— start Information given —
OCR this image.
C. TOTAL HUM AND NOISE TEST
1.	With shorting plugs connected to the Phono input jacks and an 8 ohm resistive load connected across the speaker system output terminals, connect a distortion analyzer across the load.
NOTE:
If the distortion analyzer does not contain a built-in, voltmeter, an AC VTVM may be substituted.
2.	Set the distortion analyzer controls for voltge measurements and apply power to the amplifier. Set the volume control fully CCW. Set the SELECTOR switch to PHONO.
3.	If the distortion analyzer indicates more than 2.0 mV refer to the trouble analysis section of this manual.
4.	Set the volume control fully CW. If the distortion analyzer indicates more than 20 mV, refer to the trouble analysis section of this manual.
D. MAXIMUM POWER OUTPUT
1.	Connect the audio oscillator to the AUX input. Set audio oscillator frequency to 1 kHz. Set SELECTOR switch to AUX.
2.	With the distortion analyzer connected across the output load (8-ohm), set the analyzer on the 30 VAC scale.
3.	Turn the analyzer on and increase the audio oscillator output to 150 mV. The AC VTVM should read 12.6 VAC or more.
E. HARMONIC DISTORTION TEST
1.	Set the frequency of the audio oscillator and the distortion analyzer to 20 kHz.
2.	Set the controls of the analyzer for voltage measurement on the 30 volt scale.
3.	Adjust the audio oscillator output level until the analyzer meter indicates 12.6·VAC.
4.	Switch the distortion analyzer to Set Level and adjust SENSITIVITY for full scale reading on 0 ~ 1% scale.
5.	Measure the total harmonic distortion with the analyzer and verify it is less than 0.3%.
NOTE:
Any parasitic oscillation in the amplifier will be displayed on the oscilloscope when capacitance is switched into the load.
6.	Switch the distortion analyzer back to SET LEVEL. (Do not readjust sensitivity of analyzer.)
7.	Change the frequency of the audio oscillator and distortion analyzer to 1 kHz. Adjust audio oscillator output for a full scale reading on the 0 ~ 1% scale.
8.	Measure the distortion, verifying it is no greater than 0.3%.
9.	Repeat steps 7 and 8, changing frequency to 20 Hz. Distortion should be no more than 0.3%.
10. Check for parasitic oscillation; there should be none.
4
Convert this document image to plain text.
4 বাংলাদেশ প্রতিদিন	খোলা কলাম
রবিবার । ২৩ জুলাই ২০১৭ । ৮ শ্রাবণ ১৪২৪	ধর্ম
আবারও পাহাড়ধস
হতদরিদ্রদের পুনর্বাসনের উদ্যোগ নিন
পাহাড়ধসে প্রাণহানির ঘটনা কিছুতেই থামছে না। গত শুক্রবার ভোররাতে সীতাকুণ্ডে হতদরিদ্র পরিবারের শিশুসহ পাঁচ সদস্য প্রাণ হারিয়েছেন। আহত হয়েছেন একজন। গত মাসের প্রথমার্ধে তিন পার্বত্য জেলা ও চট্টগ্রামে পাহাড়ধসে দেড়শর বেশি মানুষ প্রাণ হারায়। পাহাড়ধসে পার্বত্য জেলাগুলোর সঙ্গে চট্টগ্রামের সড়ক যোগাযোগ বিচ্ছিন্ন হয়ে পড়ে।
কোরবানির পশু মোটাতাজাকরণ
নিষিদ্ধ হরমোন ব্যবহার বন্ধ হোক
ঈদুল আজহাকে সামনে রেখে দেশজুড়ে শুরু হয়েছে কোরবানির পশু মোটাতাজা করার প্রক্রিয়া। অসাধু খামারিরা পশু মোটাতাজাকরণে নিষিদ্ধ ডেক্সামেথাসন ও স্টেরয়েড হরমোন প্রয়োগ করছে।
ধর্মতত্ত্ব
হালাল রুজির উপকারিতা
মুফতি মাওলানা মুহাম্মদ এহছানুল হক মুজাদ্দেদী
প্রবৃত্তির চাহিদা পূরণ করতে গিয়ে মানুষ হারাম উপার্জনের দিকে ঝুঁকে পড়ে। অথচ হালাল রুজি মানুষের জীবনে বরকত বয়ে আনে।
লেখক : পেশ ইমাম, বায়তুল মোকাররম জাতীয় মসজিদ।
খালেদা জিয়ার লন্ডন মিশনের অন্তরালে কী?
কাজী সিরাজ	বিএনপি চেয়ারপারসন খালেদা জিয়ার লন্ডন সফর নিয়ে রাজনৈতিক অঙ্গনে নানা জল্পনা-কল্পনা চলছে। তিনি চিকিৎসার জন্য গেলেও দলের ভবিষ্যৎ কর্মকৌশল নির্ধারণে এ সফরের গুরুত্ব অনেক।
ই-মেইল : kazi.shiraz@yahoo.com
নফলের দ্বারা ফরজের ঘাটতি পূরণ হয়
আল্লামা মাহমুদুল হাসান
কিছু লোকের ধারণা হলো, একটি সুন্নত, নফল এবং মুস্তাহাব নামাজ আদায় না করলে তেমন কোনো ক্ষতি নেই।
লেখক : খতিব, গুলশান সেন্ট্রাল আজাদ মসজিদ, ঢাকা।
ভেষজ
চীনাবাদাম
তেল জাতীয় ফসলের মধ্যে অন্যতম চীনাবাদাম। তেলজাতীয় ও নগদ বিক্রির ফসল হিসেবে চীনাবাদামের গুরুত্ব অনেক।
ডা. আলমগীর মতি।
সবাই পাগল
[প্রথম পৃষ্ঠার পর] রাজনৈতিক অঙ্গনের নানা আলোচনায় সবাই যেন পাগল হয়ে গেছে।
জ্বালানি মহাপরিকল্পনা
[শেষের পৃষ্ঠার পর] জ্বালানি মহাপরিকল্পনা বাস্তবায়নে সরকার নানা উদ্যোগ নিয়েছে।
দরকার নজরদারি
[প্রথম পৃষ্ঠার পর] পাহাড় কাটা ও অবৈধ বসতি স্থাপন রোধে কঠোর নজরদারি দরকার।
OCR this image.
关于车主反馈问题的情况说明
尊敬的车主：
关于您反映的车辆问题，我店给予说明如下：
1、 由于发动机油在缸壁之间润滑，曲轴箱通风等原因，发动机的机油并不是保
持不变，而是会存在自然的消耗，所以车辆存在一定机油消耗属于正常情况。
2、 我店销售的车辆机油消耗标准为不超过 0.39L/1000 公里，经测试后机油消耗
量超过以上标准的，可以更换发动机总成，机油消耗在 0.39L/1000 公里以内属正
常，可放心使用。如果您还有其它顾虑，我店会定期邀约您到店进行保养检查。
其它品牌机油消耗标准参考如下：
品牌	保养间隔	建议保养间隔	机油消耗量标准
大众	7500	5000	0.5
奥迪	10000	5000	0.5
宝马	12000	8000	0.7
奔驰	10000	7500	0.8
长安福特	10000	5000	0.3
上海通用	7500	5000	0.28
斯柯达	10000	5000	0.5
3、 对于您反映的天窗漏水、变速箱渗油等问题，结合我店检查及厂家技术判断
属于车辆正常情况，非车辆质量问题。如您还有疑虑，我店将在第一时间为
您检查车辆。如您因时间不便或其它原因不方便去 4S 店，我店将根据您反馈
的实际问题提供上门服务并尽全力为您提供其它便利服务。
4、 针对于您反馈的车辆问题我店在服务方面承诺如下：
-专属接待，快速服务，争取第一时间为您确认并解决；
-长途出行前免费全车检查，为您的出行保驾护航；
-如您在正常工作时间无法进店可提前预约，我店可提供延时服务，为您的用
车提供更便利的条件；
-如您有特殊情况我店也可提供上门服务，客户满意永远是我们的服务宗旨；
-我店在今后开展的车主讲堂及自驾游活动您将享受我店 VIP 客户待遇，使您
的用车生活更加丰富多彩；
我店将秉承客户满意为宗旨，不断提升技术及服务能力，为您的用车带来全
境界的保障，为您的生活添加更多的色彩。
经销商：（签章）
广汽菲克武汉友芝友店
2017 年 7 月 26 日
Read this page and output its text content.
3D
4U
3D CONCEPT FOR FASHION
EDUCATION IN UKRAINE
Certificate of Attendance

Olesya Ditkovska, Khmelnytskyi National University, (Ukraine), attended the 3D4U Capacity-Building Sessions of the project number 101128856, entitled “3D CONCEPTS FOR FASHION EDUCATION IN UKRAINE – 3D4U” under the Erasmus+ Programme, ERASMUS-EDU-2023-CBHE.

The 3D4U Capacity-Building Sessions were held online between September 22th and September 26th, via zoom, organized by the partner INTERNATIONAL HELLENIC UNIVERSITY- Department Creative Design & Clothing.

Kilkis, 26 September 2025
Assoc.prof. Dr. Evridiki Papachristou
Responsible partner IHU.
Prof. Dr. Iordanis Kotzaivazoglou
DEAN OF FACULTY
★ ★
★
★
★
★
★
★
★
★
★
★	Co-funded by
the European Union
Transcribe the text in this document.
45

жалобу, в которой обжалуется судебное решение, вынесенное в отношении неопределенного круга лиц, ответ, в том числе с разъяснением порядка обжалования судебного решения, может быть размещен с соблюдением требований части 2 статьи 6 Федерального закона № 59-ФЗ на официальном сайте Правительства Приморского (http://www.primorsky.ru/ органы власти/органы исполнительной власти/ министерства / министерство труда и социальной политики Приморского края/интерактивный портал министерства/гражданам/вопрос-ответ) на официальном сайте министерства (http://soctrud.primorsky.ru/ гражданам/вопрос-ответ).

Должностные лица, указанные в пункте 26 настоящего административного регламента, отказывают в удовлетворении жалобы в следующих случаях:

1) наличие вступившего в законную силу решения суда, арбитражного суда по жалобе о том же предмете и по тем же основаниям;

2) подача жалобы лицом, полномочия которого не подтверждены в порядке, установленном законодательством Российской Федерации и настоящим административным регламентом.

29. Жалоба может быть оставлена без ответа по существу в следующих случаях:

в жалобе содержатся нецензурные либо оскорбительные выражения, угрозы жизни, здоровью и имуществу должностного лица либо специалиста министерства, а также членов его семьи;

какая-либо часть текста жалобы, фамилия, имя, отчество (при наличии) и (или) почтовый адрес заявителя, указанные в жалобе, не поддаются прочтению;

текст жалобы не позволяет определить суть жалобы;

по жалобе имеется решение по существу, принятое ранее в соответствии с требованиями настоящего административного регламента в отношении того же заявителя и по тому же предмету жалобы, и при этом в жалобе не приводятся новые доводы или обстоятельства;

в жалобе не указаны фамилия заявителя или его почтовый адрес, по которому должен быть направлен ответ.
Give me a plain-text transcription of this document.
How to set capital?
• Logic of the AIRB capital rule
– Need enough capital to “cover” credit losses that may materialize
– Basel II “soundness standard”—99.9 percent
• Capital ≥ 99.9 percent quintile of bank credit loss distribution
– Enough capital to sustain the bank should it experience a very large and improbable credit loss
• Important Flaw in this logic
— end Information given —
### Task to carry out
Gather each line from the listing above that holds "reading".

### Response to the task
4.	Switch the distortion analyzer to Set Level and adjust SENSITIVITY for full scale reading on 0 ~ 1% scale.
7.	Change the frequency of the audio oscillator and distortion analyzer to 1 kHz. Adjust audio oscillator output for a full scale reading on the 0 ~ 1% scale.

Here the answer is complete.